• Work to be completed: Every record must be repeated exactly; omit any pictures they contain.

• Material for the task:
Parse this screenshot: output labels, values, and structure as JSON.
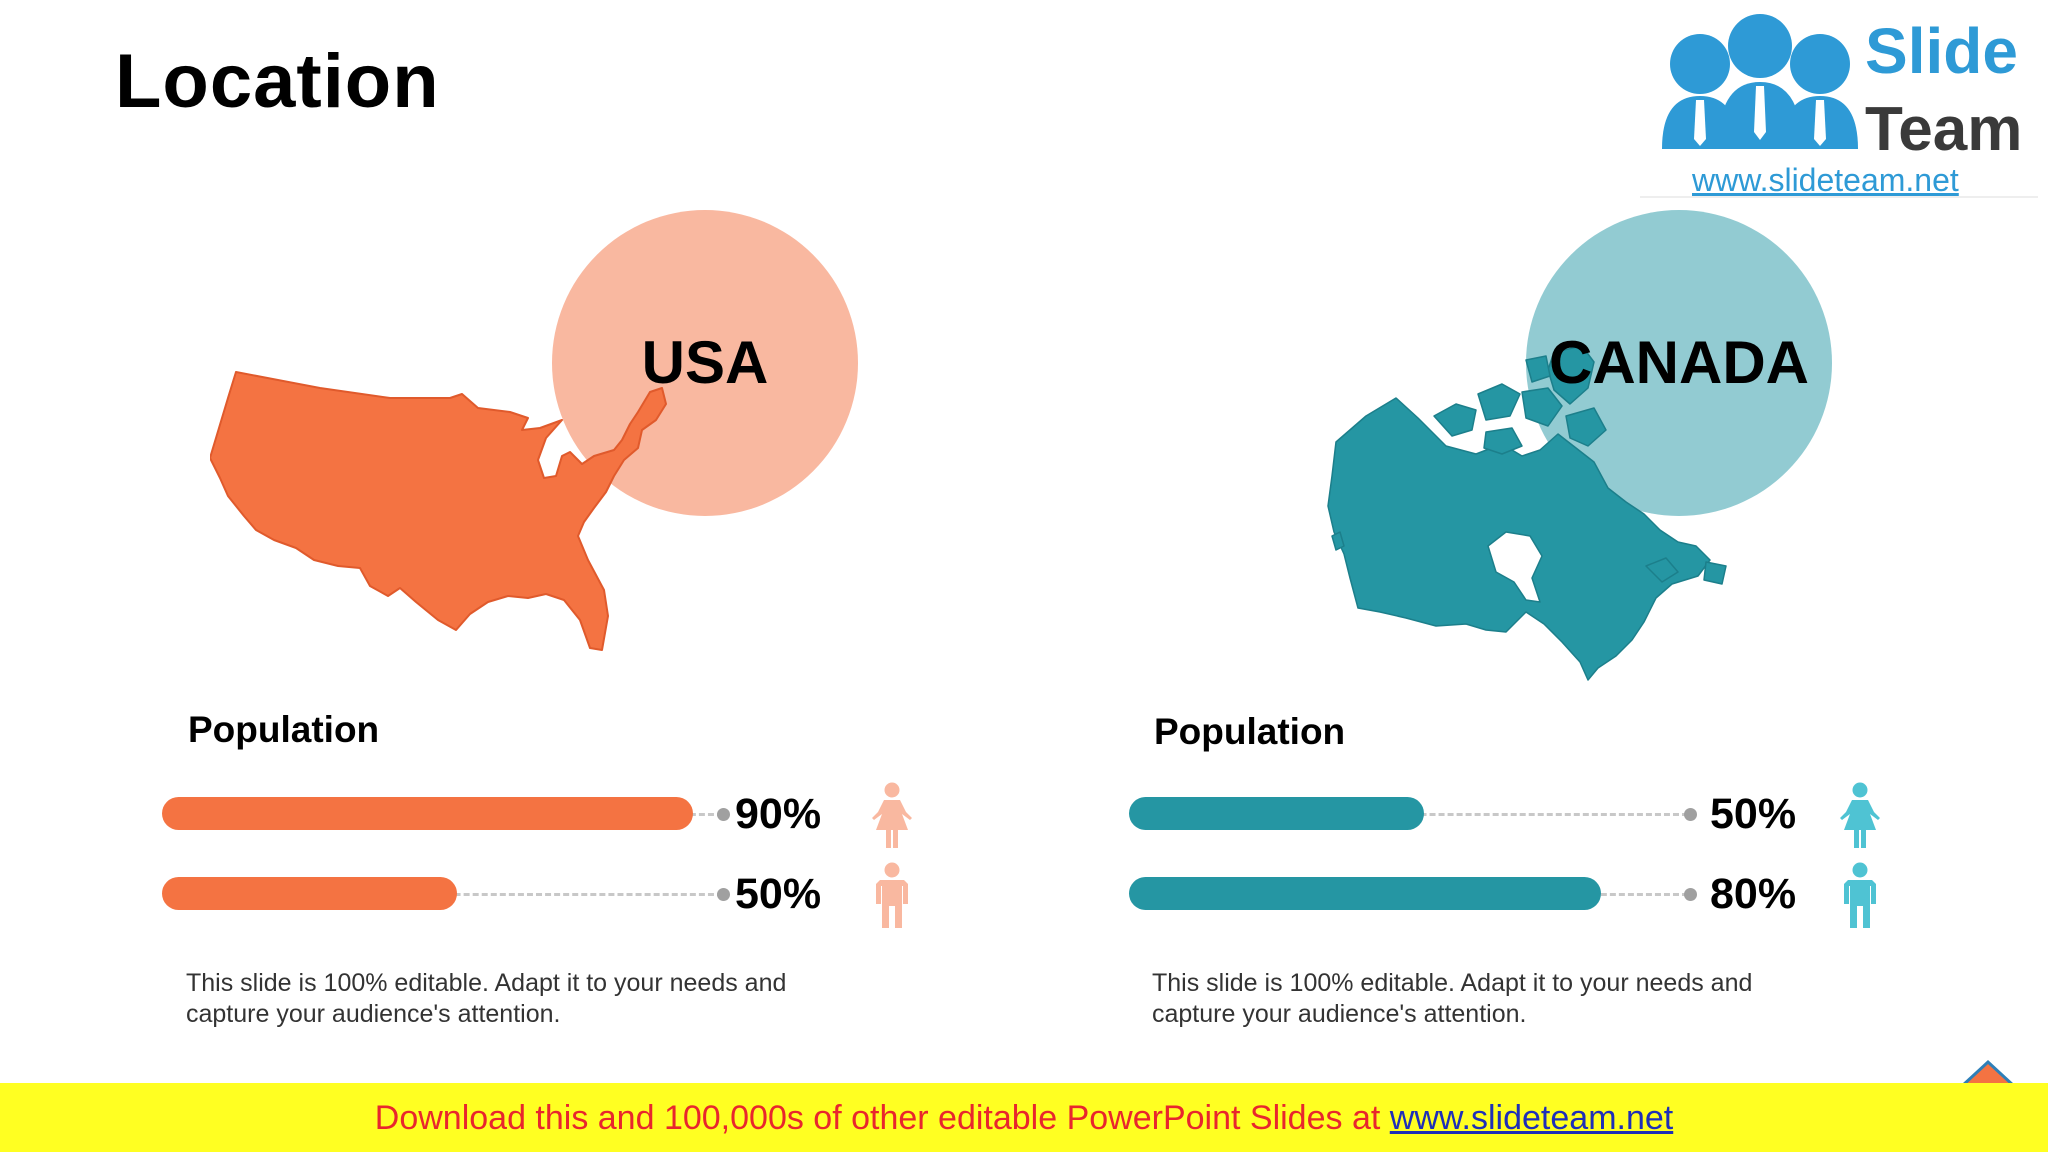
{
  "slide": {
    "title": "Location"
  },
  "logo": {
    "word1": "Slide",
    "word2": "Team",
    "url": "www.slideteam.net"
  },
  "colors": {
    "usa_accent": "#f47342",
    "usa_circle": "#f9b8a0",
    "usa_person": "#f9b8a0",
    "canada_accent": "#2596a3",
    "canada_circle": "#92cbd2",
    "canada_person": "#4fc3d3"
  },
  "panels": [
    {
      "country": "USA",
      "population_label": "Population",
      "bars": [
        {
          "percent_label": "90%",
          "value": 0.9,
          "icon": "female-person-icon"
        },
        {
          "percent_label": "50%",
          "value": 0.5,
          "icon": "male-person-icon"
        }
      ],
      "description": "This slide is 100% editable. Adapt it to your needs and capture your audience's attention."
    },
    {
      "country": "CANADA",
      "population_label": "Population",
      "bars": [
        {
          "percent_label": "50%",
          "value": 0.5,
          "icon": "female-person-icon"
        },
        {
          "percent_label": "80%",
          "value": 0.8,
          "icon": "male-person-icon"
        }
      ],
      "description": "This slide is 100% editable. Adapt it to your needs and capture your audience's attention."
    }
  ],
  "banner": {
    "text": "Download this and 100,000s of other editable PowerPoint Slides at ",
    "link": "www.slideteam.net"
  }
}
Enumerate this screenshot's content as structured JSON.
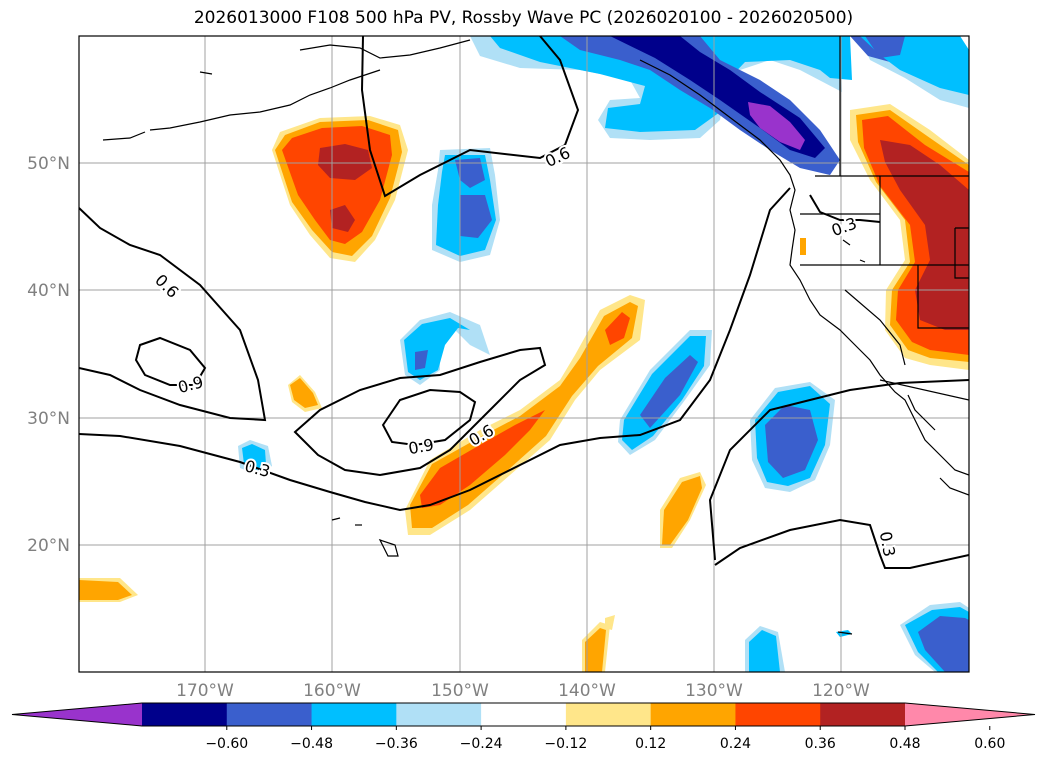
{
  "title": "2026013000 F108 500 hPa PV, Rossby Wave PC (2026020100 - 2026020500)",
  "map": {
    "lat_labels": [
      "50°N",
      "40°N",
      "30°N",
      "20°N"
    ],
    "lon_labels": [
      "170°W",
      "160°W",
      "150°W",
      "140°W",
      "130°W",
      "120°W"
    ],
    "contour_labels": [
      "0.6",
      "0.6",
      "0.9",
      "0.9",
      "0.6",
      "0.3",
      "0.3",
      "0.3"
    ]
  },
  "colorbar": {
    "tick_labels": [
      "−0.60",
      "−0.48",
      "−0.36",
      "−0.24",
      "−0.12",
      "0.12",
      "0.24",
      "0.36",
      "0.48",
      "0.60"
    ],
    "colors": [
      "#9933cc",
      "#00008b",
      "#3a5fcd",
      "#00bfff",
      "#b0e0f6",
      "#ffffff",
      "#ffe68a",
      "#ffa500",
      "#ff4500",
      "#b22222",
      "#ff88aa"
    ]
  },
  "colors": {
    "purple": "#9933cc",
    "navy": "#00008b",
    "blue": "#3a5fcd",
    "sky": "#00bfff",
    "lightblue": "#b0e0f6",
    "yellow": "#ffe68a",
    "orange": "#ffa500",
    "redorange": "#ff4500",
    "firebrick": "#b22222",
    "pink": "#ff88aa"
  }
}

• Full response:
Parse this screenshot: output labels, values, and structure as JSON.
{
  "slide": {
    "title": "Location"
  },
  "logo": {
    "word1": "Slide",
    "word2": "Team",
    "url": "www.slideteam.net"
  },
  "colors": {
    "usa_accent": "#f47342",
    "usa_circle": "#f9b8a0",
    "usa_person": "#f9b8a0",
    "canada_accent": "#2596a3",
    "canada_circle": "#92cbd2",
    "canada_person": "#4fc3d3"
  },
  "panels": [
    {
      "country": "USA",
      "population_label": "Population",
      "bars": [
        {
          "percent_label": "90%",
          "value": 0.9,
          "icon": "female-person-icon"
        },
        {
          "percent_label": "50%",
          "value": 0.5,
          "icon": "male-person-icon"
        }
      ],
      "description": "This slide is 100% editable. Adapt it to your needs and capture your audience's attention."
    },
    {
      "country": "CANADA",
      "population_label": "Population",
      "bars": [
        {
          "percent_label": "50%",
          "value": 0.5,
          "icon": "female-person-icon"
        },
        {
          "percent_label": "80%",
          "value": 0.8,
          "icon": "male-person-icon"
        }
      ],
      "description": "This slide is 100% editable. Adapt it to your needs and capture your audience's attention."
    }
  ],
  "banner": {
    "text": "Download this and 100,000s of other editable PowerPoint Slides at ",
    "link": "www.slideteam.net"
  }
}
Enumerate this screenshot's content as structured JSON.
{
  "title": "2026013000 F108 500 hPa PV, Rossby Wave PC (2026020100 - 2026020500)",
  "map": {
    "lat_labels": [
      "50°N",
      "40°N",
      "30°N",
      "20°N"
    ],
    "lon_labels": [
      "170°W",
      "160°W",
      "150°W",
      "140°W",
      "130°W",
      "120°W"
    ],
    "contour_labels": [
      "0.6",
      "0.6",
      "0.9",
      "0.9",
      "0.6",
      "0.3",
      "0.3",
      "0.3"
    ]
  },
  "colorbar": {
    "tick_labels": [
      "−0.60",
      "−0.48",
      "−0.36",
      "−0.24",
      "−0.12",
      "0.12",
      "0.24",
      "0.36",
      "0.48",
      "0.60"
    ],
    "colors": [
      "#9933cc",
      "#00008b",
      "#3a5fcd",
      "#00bfff",
      "#b0e0f6",
      "#ffffff",
      "#ffe68a",
      "#ffa500",
      "#ff4500",
      "#b22222",
      "#ff88aa"
    ]
  },
  "colors": {
    "purple": "#9933cc",
    "navy": "#00008b",
    "blue": "#3a5fcd",
    "sky": "#00bfff",
    "lightblue": "#b0e0f6",
    "yellow": "#ffe68a",
    "orange": "#ffa500",
    "redorange": "#ff4500",
    "firebrick": "#b22222",
    "pink": "#ff88aa"
  }
}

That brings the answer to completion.